» STATED PROBLEM
Write out each line exactly as it stands, please.
+++ DATASET RECORDS
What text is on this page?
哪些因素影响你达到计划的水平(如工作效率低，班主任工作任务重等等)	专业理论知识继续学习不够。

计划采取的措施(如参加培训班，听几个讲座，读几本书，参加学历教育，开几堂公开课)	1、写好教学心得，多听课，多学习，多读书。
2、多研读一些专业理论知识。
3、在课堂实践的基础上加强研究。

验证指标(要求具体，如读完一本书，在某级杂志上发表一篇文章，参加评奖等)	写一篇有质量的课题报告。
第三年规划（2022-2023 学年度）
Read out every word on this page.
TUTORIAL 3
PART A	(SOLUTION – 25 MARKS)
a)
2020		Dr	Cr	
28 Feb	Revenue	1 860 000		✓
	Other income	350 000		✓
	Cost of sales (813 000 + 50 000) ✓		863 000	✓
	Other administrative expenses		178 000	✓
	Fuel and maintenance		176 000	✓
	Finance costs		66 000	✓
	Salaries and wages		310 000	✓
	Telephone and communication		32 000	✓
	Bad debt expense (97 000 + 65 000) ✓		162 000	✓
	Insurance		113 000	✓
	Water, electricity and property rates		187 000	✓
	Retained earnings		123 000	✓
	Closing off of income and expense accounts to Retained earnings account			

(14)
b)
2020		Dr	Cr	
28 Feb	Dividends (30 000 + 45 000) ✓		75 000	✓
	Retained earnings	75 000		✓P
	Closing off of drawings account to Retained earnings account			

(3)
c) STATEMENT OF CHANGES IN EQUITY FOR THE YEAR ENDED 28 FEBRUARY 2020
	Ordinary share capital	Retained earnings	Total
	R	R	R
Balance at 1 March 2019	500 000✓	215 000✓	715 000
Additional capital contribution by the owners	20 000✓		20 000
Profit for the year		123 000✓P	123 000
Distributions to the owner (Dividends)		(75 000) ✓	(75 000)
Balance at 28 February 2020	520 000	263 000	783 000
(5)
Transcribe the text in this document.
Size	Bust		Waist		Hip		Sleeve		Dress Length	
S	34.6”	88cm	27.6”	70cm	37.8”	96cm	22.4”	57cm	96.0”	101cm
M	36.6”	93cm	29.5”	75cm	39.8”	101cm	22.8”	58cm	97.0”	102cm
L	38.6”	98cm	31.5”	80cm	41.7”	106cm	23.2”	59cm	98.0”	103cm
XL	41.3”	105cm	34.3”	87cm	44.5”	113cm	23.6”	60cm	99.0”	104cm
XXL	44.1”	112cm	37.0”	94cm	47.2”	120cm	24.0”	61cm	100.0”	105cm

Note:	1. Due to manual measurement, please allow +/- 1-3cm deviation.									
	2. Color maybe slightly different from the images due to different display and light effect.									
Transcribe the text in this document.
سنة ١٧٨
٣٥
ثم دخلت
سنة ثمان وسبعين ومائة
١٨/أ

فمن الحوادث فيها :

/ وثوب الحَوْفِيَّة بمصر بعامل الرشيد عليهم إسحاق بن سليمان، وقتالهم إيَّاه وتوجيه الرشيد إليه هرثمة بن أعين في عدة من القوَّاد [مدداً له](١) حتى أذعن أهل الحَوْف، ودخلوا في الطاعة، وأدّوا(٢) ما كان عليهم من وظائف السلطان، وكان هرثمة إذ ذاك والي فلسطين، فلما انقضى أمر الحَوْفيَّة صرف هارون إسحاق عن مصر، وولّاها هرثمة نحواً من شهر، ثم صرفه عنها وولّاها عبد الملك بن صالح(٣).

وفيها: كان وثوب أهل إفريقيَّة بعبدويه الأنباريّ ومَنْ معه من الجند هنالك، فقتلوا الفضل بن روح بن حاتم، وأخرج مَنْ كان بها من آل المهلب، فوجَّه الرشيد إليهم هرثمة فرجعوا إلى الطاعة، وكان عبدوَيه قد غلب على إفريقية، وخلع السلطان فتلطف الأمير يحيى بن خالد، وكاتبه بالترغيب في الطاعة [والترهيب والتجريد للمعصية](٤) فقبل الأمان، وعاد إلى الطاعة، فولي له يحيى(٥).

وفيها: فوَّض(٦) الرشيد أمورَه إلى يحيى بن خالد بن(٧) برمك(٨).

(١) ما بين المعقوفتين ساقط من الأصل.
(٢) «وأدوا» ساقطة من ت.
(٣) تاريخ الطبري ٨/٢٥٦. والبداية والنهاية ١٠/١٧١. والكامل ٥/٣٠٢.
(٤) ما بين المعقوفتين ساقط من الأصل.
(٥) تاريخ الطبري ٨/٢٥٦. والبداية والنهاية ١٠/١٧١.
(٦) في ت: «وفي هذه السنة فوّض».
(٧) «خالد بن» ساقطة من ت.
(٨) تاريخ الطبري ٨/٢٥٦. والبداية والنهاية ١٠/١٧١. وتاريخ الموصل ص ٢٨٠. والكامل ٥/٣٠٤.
++++++
» WRITTEN REPLY
What text is on this page?
哪些因素影响你达到计划的水平(如工作效率低，班主任工作任务重等等)	专业理论知识继续学习不够。

计划采取的措施(如参加培训班，听几个讲座，读几本书，参加学历教育，开几堂公开课)	1、写好教学心得，多听课，多学习，多读书。
2、多研读一些专业理论知识。
3、在课堂实践的基础上加强研究。

验证指标(要求具体，如读完一本书，在某级杂志上发表一篇文章，参加评奖等)	写一篇有质量的课题报告。
第三年规划（2022-2023 学年度）
Read out every word on this page.
TUTORIAL 3
PART A	(SOLUTION – 25 MARKS)
a)
2020		Dr	Cr	
28 Feb	Revenue	1 860 000		✓
	Other income	350 000		✓
	Cost of sales (813 000 + 50 000) ✓		863 000	✓
	Other administrative expenses		178 000	✓
	Fuel and maintenance		176 000	✓
	Finance costs		66 000	✓
	Salaries and wages		310 000	✓
	Telephone and communication		32 000	✓
	Bad debt expense (97 000 + 65 000) ✓		162 000	✓
	Insurance		113 000	✓
	Water, electricity and property rates		187 000	✓
	Retained earnings		123 000	✓
	Closing off of income and expense accounts to Retained earnings account			

(14)
b)
2020		Dr	Cr	
28 Feb	Dividends (30 000 + 45 000) ✓		75 000	✓
	Retained earnings	75 000		✓P
	Closing off of drawings account to Retained earnings account			

(3)
c) STATEMENT OF CHANGES IN EQUITY FOR THE YEAR ENDED 28 FEBRUARY 2020
	Ordinary share capital	Retained earnings	Total
	R	R	R
Balance at 1 March 2019	500 000✓	215 000✓	715 000
Additional capital contribution by the owners	20 000✓		20 000
Profit for the year		123 000✓P	123 000
Distributions to the owner (Dividends)		(75 000) ✓	(75 000)
Balance at 28 February 2020	520 000	263 000	783 000
(5)
Transcribe the text in this document.
Size	Bust		Waist		Hip		Sleeve		Dress Length	
S	34.6”	88cm	27.6”	70cm	37.8”	96cm	22.4”	57cm	96.0”	101cm
M	36.6”	93cm	29.5”	75cm	39.8”	101cm	22.8”	58cm	97.0”	102cm
L	38.6”	98cm	31.5”	80cm	41.7”	106cm	23.2”	59cm	98.0”	103cm
XL	41.3”	105cm	34.3”	87cm	44.5”	113cm	23.6”	60cm	99.0”	104cm
XXL	44.1”	112cm	37.0”	94cm	47.2”	120cm	24.0”	61cm	100.0”	105cm

Note:	1. Due to manual measurement, please allow +/- 1-3cm deviation.									
	2. Color maybe slightly different from the images due to different display and light effect.									
Transcribe the text in this document.
سنة ١٧٨
٣٥
ثم دخلت
سنة ثمان وسبعين ومائة
١٨/أ

فمن الحوادث فيها :

/ وثوب الحَوْفِيَّة بمصر بعامل الرشيد عليهم إسحاق بن سليمان، وقتالهم إيَّاه وتوجيه الرشيد إليه هرثمة بن أعين في عدة من القوَّاد [مدداً له](١) حتى أذعن أهل الحَوْف، ودخلوا في الطاعة، وأدّوا(٢) ما كان عليهم من وظائف السلطان، وكان هرثمة إذ ذاك والي فلسطين، فلما انقضى أمر الحَوْفيَّة صرف هارون إسحاق عن مصر، وولّاها هرثمة نحواً من شهر، ثم صرفه عنها وولّاها عبد الملك بن صالح(٣).

وفيها: كان وثوب أهل إفريقيَّة بعبدويه الأنباريّ ومَنْ معه من الجند هنالك، فقتلوا الفضل بن روح بن حاتم، وأخرج مَنْ كان بها من آل المهلب، فوجَّه الرشيد إليهم هرثمة فرجعوا إلى الطاعة، وكان عبدوَيه قد غلب على إفريقية، وخلع السلطان فتلطف الأمير يحيى بن خالد، وكاتبه بالترغيب في الطاعة [والترهيب والتجريد للمعصية](٤) فقبل الأمان، وعاد إلى الطاعة، فولي له يحيى(٥).

وفيها: فوَّض(٦) الرشيد أمورَه إلى يحيى بن خالد بن(٧) برمك(٨).

(١) ما بين المعقوفتين ساقط من الأصل.
(٢) «وأدوا» ساقطة من ت.
(٣) تاريخ الطبري ٨/٢٥٦. والبداية والنهاية ١٠/١٧١. والكامل ٥/٣٠٢.
(٤) ما بين المعقوفتين ساقط من الأصل.
(٥) تاريخ الطبري ٨/٢٥٦. والبداية والنهاية ١٠/١٧١.
(٦) في ت: «وفي هذه السنة فوّض».
(٧) «خالد بن» ساقطة من ت.
(٨) تاريخ الطبري ٨/٢٥٦. والبداية والنهاية ١٠/١٧١. وتاريخ الموصل ص ٢٨٠. والكامل ٥/٣٠٤.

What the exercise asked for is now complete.